:: Written request ::
State how many lines of the records contain the string "Basque", and give no other information.

══════════

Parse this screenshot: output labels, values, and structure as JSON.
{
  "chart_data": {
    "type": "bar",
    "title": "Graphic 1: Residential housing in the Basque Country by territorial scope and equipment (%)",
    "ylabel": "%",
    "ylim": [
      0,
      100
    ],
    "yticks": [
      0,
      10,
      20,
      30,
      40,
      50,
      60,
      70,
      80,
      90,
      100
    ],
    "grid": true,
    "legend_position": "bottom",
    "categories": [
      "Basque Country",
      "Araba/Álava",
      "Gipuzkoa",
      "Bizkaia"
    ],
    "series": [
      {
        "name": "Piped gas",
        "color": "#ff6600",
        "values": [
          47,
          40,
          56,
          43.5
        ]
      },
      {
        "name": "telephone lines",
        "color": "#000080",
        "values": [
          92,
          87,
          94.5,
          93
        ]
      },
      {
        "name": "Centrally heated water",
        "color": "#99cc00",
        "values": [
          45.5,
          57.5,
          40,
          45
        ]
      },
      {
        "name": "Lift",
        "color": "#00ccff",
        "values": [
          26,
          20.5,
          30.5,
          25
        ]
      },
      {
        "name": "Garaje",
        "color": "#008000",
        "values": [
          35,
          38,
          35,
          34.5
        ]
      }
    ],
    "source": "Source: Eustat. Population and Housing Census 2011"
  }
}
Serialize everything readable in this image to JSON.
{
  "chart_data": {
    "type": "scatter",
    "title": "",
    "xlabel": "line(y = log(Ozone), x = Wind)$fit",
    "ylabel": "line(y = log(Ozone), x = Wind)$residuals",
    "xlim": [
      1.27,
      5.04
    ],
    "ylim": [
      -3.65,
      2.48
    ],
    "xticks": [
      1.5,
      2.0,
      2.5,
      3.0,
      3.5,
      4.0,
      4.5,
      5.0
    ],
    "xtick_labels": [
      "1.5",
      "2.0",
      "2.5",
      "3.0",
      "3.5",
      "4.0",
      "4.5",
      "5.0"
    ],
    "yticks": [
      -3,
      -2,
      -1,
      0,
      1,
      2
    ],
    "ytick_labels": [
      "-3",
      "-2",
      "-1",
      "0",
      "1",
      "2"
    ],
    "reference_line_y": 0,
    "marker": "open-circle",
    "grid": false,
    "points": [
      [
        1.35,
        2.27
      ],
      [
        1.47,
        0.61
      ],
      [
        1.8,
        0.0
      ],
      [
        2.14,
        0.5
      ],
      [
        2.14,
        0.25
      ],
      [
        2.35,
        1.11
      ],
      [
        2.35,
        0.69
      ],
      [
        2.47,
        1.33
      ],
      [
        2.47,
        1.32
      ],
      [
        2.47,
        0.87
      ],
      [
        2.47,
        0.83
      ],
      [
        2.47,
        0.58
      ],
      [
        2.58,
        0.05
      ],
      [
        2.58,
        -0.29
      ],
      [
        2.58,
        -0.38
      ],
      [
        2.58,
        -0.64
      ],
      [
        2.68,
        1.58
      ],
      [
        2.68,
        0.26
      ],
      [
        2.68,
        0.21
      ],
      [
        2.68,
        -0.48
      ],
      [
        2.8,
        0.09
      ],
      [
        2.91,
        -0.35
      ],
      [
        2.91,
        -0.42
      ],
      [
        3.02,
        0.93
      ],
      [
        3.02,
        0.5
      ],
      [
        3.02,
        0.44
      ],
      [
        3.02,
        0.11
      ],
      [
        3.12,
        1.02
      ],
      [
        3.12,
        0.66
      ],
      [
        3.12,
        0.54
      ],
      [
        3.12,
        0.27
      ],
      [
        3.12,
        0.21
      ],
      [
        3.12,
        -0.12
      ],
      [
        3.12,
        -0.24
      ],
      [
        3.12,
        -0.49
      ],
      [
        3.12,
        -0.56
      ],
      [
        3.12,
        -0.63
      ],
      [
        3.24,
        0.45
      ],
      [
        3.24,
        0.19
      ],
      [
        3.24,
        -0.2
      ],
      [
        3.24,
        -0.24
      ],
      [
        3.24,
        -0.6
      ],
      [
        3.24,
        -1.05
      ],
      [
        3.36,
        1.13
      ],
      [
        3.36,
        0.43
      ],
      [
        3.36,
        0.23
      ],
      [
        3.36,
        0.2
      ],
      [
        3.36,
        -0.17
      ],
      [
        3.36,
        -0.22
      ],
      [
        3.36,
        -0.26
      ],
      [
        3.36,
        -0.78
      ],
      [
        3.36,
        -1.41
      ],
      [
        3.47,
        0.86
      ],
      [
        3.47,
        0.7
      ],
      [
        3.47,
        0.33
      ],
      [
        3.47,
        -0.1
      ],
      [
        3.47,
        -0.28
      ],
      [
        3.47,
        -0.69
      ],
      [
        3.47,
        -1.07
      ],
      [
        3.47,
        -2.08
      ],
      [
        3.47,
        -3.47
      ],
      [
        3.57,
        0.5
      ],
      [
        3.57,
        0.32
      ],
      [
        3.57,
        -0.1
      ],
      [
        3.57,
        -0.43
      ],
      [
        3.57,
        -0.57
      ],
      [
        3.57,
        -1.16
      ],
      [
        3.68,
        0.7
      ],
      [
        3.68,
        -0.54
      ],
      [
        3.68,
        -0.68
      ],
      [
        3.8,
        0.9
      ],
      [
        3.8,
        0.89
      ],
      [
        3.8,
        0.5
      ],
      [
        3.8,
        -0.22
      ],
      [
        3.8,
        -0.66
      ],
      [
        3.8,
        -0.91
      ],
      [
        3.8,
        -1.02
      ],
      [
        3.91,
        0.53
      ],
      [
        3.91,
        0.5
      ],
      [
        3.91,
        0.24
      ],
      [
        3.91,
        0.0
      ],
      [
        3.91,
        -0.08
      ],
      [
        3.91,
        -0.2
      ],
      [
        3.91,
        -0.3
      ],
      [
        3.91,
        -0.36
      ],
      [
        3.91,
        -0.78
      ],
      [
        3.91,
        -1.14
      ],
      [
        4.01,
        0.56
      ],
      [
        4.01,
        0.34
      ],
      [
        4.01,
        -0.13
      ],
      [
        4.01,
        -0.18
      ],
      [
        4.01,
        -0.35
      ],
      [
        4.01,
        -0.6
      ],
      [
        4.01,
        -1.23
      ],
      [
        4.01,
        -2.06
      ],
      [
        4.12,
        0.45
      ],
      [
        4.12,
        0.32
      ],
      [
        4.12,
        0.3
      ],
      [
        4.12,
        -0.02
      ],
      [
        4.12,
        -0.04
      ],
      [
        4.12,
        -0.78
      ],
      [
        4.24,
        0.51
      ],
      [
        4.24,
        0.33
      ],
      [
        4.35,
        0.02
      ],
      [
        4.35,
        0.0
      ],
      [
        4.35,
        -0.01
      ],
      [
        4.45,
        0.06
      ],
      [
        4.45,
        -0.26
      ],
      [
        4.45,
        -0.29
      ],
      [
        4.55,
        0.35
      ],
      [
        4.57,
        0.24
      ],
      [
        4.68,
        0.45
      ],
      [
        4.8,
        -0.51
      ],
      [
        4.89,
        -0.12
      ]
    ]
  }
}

══════════

:: Result for this task ::
2